[Dataset excerpt]
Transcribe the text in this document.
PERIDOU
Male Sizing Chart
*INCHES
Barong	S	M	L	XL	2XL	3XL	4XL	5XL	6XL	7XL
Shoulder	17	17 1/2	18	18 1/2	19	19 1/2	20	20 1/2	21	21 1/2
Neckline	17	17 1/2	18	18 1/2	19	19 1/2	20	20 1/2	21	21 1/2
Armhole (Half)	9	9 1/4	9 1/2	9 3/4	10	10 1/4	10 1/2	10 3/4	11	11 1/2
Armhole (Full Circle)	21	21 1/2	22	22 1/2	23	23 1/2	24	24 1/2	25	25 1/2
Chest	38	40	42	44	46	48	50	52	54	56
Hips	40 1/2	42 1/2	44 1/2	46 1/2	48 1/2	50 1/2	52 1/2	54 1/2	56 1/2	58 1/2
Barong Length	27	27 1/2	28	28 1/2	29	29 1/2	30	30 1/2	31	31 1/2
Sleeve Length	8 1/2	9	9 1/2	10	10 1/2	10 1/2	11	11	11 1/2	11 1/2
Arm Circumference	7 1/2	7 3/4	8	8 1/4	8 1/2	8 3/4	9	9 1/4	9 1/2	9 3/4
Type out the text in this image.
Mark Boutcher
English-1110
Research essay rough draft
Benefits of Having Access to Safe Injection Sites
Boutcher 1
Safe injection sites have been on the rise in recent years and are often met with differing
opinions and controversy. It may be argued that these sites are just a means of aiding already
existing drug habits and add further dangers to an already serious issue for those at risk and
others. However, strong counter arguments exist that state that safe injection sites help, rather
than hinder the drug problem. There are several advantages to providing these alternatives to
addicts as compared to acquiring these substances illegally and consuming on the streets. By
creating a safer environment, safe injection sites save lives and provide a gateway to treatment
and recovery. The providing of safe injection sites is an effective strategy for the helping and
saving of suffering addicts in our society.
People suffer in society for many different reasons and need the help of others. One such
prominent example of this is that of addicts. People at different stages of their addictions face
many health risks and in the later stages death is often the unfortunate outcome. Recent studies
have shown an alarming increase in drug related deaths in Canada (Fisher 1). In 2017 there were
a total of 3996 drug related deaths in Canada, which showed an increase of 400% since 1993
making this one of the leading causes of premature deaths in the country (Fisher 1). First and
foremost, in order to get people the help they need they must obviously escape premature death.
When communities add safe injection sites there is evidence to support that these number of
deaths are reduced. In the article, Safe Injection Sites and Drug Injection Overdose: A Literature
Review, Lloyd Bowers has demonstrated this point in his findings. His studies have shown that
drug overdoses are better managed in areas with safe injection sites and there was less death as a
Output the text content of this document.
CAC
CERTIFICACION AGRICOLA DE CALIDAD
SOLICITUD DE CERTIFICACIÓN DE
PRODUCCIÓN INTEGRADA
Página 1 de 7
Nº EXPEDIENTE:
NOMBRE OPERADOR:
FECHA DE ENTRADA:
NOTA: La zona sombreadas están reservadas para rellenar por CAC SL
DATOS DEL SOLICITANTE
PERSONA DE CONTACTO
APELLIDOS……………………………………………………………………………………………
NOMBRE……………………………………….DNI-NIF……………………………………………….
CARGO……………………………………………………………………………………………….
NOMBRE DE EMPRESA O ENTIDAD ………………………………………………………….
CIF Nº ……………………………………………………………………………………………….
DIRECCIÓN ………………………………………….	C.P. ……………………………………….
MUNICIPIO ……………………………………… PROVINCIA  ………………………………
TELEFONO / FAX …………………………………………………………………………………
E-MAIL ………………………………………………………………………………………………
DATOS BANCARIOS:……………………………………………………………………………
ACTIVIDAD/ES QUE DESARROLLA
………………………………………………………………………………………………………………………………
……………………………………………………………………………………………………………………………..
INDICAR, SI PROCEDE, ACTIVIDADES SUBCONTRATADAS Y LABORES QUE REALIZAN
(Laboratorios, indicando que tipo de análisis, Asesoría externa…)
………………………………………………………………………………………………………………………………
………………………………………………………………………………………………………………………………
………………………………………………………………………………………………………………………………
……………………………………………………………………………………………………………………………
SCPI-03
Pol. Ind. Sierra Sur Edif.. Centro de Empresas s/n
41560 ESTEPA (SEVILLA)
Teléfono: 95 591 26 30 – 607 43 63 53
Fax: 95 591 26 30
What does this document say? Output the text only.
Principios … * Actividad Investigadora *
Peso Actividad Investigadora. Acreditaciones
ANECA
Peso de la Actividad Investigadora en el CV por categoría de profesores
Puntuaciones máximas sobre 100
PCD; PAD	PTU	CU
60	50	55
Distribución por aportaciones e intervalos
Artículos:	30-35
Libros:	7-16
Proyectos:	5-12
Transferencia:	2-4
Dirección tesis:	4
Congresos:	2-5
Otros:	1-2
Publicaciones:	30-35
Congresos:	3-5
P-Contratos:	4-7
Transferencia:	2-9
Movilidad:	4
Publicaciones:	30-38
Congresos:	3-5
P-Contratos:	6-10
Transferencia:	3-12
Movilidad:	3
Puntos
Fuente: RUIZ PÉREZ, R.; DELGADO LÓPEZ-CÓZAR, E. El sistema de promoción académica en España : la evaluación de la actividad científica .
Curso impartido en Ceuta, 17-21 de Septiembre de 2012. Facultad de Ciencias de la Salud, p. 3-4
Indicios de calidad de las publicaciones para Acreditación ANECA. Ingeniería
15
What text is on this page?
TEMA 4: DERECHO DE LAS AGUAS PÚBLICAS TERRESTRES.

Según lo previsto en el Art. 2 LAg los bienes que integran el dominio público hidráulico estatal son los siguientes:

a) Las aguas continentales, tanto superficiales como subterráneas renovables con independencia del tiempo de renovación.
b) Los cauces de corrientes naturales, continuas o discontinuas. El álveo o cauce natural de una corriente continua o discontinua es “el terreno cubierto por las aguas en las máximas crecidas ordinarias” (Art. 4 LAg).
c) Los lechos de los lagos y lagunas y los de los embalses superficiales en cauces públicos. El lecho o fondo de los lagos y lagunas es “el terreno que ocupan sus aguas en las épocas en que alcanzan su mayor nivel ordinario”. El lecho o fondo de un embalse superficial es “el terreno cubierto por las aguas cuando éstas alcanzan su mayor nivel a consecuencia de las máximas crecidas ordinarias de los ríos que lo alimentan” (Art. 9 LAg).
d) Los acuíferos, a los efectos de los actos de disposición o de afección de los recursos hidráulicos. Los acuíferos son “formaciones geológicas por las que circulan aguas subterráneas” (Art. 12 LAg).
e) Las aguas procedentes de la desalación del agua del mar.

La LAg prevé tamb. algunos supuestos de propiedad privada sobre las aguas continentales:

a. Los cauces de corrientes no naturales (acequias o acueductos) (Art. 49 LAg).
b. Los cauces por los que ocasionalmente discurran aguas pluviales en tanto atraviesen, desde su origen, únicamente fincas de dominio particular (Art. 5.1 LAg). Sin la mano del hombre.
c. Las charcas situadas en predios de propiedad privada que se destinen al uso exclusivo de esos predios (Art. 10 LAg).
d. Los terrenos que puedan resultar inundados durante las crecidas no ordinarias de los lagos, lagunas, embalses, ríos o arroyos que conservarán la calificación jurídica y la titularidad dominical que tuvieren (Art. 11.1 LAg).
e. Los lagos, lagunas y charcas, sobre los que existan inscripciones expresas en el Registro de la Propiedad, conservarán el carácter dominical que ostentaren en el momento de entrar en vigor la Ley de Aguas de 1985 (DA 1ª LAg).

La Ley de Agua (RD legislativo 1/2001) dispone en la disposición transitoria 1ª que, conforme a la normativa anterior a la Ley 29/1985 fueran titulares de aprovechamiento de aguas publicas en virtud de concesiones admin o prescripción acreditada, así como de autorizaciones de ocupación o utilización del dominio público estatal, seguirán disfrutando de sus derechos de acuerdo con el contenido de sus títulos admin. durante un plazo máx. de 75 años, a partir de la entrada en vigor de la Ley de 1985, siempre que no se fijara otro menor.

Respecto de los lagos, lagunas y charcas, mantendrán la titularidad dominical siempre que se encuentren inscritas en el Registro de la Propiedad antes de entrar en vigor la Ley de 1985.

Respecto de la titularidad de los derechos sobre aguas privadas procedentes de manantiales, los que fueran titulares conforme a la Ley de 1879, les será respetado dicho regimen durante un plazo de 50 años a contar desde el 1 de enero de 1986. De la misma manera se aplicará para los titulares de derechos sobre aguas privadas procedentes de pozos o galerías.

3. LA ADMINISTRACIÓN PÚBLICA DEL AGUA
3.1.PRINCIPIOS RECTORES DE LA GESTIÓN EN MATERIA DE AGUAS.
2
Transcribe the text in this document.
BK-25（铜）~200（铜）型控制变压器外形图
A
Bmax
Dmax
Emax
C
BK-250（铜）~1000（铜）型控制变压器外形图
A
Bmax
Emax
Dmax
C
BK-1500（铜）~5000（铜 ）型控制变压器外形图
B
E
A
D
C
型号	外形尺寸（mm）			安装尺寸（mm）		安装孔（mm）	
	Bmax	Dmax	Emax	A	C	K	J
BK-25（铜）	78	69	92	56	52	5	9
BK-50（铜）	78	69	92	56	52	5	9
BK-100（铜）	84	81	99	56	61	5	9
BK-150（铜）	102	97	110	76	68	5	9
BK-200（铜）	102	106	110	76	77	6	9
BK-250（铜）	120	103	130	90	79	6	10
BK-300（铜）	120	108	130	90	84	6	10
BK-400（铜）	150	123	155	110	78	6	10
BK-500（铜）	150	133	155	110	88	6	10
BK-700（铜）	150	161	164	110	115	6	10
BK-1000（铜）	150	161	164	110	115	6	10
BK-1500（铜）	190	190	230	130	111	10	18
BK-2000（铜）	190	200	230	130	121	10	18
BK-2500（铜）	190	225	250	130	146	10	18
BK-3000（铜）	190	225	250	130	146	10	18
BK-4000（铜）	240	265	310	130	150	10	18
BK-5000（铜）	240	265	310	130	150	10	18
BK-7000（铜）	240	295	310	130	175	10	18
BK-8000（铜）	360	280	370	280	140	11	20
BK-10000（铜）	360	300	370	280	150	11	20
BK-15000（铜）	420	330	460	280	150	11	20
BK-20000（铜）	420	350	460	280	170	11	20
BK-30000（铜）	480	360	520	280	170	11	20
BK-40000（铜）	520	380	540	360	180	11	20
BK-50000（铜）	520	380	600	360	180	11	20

> _GIVEN PROBLEM_:
Return all lines containing "shown".

> _ANSWER TO THE TASK_:
have shown an alarming increase in drug related deaths in Canada (Fisher 1). In 2017 there were
Review, Lloyd Bowers has demonstrated this point in his findings. His studies have shown that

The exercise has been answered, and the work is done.